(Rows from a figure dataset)
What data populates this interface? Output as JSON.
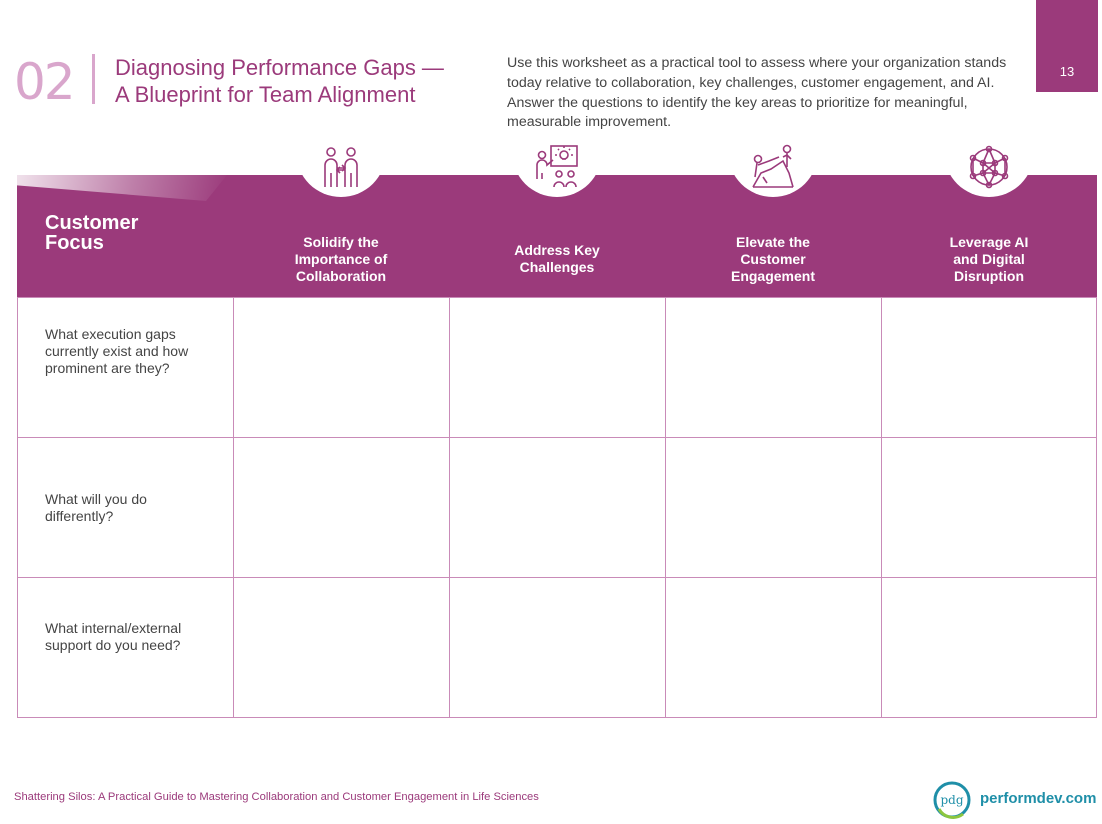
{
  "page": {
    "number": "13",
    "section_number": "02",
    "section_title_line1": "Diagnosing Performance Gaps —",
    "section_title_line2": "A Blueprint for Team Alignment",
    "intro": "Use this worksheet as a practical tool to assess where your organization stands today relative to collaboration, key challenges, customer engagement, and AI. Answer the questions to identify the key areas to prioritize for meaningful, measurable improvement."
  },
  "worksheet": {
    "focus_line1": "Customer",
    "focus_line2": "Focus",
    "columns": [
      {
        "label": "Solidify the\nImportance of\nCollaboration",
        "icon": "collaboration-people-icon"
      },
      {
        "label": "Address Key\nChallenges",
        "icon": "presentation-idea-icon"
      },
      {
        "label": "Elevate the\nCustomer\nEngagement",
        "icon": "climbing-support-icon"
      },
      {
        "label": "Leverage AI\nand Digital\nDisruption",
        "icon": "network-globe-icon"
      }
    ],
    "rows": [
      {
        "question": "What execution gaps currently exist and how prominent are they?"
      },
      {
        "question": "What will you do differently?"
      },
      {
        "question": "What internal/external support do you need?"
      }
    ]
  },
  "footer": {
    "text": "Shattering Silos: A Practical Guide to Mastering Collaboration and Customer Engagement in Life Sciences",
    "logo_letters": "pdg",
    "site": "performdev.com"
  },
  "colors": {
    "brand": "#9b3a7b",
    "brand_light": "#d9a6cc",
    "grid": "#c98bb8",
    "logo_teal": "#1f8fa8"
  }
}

Short exercise: Set the listing down in full and exactly. Pictures within it should not appear in the copy.

Answer below:
What data populates this interface? Output as JSON.
{
  "page": {
    "number": "13",
    "section_number": "02",
    "section_title_line1": "Diagnosing Performance Gaps —",
    "section_title_line2": "A Blueprint for Team Alignment",
    "intro": "Use this worksheet as a practical tool to assess where your organization stands today relative to collaboration, key challenges, customer engagement, and AI. Answer the questions to identify the key areas to prioritize for meaningful, measurable improvement."
  },
  "worksheet": {
    "focus_line1": "Customer",
    "focus_line2": "Focus",
    "columns": [
      {
        "label": "Solidify the\nImportance of\nCollaboration",
        "icon": "collaboration-people-icon"
      },
      {
        "label": "Address Key\nChallenges",
        "icon": "presentation-idea-icon"
      },
      {
        "label": "Elevate the\nCustomer\nEngagement",
        "icon": "climbing-support-icon"
      },
      {
        "label": "Leverage AI\nand Digital\nDisruption",
        "icon": "network-globe-icon"
      }
    ],
    "rows": [
      {
        "question": "What execution gaps currently exist and how prominent are they?"
      },
      {
        "question": "What will you do differently?"
      },
      {
        "question": "What internal/external support do you need?"
      }
    ]
  },
  "footer": {
    "text": "Shattering Silos: A Practical Guide to Mastering Collaboration and Customer Engagement in Life Sciences",
    "logo_letters": "pdg",
    "site": "performdev.com"
  },
  "colors": {
    "brand": "#9b3a7b",
    "brand_light": "#d9a6cc",
    "grid": "#c98bb8",
    "logo_teal": "#1f8fa8"
  }
}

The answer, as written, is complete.